- Given task -
Output the full listing below exactly as it reads, and skip anything that is a picture.

(Stored records)
::::::

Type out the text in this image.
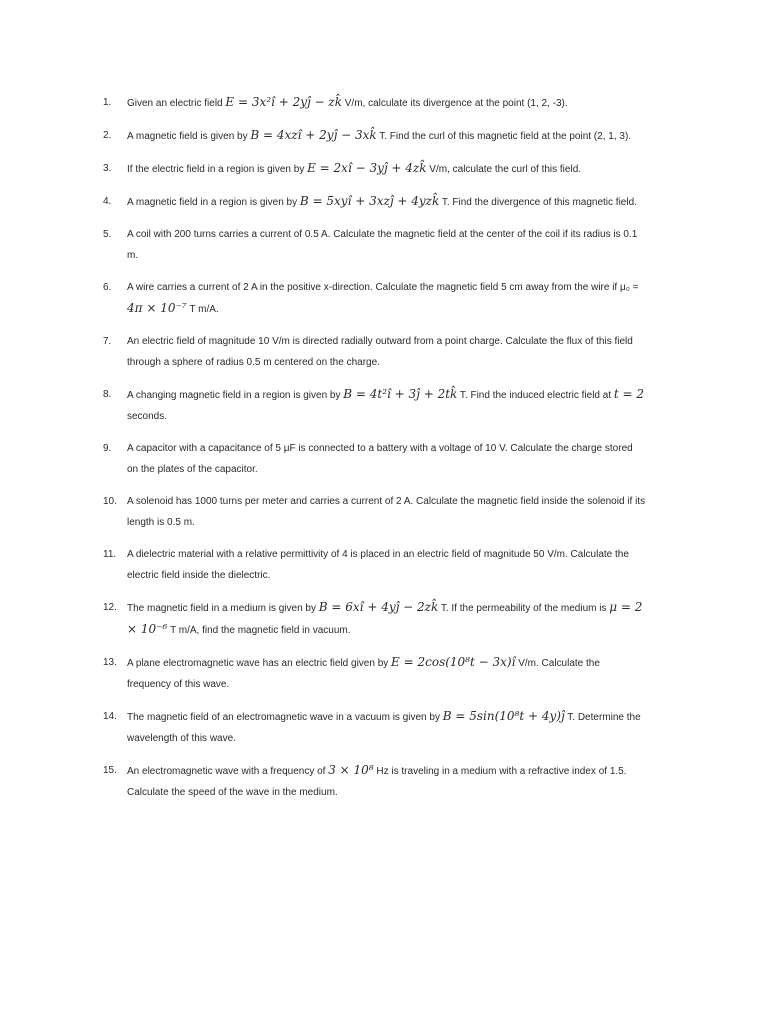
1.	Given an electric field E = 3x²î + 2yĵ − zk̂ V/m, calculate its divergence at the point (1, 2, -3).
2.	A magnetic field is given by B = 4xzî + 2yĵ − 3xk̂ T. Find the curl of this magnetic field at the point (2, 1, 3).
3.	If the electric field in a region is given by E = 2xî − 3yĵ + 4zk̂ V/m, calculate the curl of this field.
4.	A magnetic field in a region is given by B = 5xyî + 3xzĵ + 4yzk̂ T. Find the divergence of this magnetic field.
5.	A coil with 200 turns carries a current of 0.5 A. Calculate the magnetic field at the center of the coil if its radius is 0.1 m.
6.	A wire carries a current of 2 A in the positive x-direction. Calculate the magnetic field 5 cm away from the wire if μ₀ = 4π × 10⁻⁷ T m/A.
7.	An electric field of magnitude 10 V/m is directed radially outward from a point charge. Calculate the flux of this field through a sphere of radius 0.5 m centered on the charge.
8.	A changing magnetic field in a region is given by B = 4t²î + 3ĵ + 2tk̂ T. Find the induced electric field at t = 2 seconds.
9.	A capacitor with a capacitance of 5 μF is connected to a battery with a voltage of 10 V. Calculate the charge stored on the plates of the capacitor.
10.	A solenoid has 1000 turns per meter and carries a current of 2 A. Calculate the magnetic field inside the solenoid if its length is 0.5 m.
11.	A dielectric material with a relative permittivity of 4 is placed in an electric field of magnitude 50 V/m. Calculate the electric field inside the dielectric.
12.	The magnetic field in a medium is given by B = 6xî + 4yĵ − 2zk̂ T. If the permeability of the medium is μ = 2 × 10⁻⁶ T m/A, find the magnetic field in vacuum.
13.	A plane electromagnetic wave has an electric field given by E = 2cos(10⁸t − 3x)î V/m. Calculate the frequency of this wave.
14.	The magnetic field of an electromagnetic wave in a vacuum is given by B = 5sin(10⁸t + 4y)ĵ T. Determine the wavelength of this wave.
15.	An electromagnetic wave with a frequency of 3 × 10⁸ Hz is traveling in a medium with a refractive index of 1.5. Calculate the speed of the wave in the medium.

::::::

- Exercise result -
Type out the text in this image.
1.	Given an electric field E = 3x²î + 2yĵ − zk̂ V/m, calculate its divergence at the point (1, 2, -3).
2.	A magnetic field is given by B = 4xzî + 2yĵ − 3xk̂ T. Find the curl of this magnetic field at the point (2, 1, 3).
3.	If the electric field in a region is given by E = 2xî − 3yĵ + 4zk̂ V/m, calculate the curl of this field.
4.	A magnetic field in a region is given by B = 5xyî + 3xzĵ + 4yzk̂ T. Find the divergence of this magnetic field.
5.	A coil with 200 turns carries a current of 0.5 A. Calculate the magnetic field at the center of the coil if its radius is 0.1 m.
6.	A wire carries a current of 2 A in the positive x-direction. Calculate the magnetic field 5 cm away from the wire if μ₀ = 4π × 10⁻⁷ T m/A.
7.	An electric field of magnitude 10 V/m is directed radially outward from a point charge. Calculate the flux of this field through a sphere of radius 0.5 m centered on the charge.
8.	A changing magnetic field in a region is given by B = 4t²î + 3ĵ + 2tk̂ T. Find the induced electric field at t = 2 seconds.
9.	A capacitor with a capacitance of 5 μF is connected to a battery with a voltage of 10 V. Calculate the charge stored on the plates of the capacitor.
10.	A solenoid has 1000 turns per meter and carries a current of 2 A. Calculate the magnetic field inside the solenoid if its length is 0.5 m.
11.	A dielectric material with a relative permittivity of 4 is placed in an electric field of magnitude 50 V/m. Calculate the electric field inside the dielectric.
12.	The magnetic field in a medium is given by B = 6xî + 4yĵ − 2zk̂ T. If the permeability of the medium is μ = 2 × 10⁻⁶ T m/A, find the magnetic field in vacuum.
13.	A plane electromagnetic wave has an electric field given by E = 2cos(10⁸t − 3x)î V/m. Calculate the frequency of this wave.
14.	The magnetic field of an electromagnetic wave in a vacuum is given by B = 5sin(10⁸t + 4y)ĵ T. Determine the wavelength of this wave.
15.	An electromagnetic wave with a frequency of 3 × 10⁸ Hz is traveling in a medium with a refractive index of 1.5. Calculate the speed of the wave in the medium.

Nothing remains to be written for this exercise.